TASK STATEMENT. From the listing below, copy every line with the word "JSON".

DATA SHOWN.
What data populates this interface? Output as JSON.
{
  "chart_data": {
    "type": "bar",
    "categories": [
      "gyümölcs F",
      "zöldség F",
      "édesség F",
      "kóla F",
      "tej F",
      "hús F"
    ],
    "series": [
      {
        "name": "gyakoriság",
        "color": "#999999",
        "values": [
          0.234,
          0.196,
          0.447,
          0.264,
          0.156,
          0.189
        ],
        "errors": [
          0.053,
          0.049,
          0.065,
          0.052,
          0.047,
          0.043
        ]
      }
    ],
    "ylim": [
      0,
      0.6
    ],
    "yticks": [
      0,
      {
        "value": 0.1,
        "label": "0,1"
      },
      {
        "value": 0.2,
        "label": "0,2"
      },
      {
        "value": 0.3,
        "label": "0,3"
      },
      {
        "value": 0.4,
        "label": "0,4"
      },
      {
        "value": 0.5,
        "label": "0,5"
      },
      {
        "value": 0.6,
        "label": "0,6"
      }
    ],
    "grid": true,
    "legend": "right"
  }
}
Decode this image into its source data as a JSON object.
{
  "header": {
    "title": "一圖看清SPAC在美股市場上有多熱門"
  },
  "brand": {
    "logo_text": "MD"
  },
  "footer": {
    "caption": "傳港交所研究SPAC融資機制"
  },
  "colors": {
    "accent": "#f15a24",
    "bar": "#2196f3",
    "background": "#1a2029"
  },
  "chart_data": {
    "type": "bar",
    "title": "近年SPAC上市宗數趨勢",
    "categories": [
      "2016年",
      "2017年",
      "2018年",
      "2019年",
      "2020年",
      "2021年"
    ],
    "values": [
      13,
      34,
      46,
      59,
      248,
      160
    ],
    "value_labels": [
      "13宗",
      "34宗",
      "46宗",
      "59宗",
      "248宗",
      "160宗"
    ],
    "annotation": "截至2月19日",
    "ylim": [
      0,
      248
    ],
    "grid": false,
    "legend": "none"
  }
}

WRITTEN RESPONSE.
What data populates this interface? Output as JSON.
Decode this image into its source data as a JSON object.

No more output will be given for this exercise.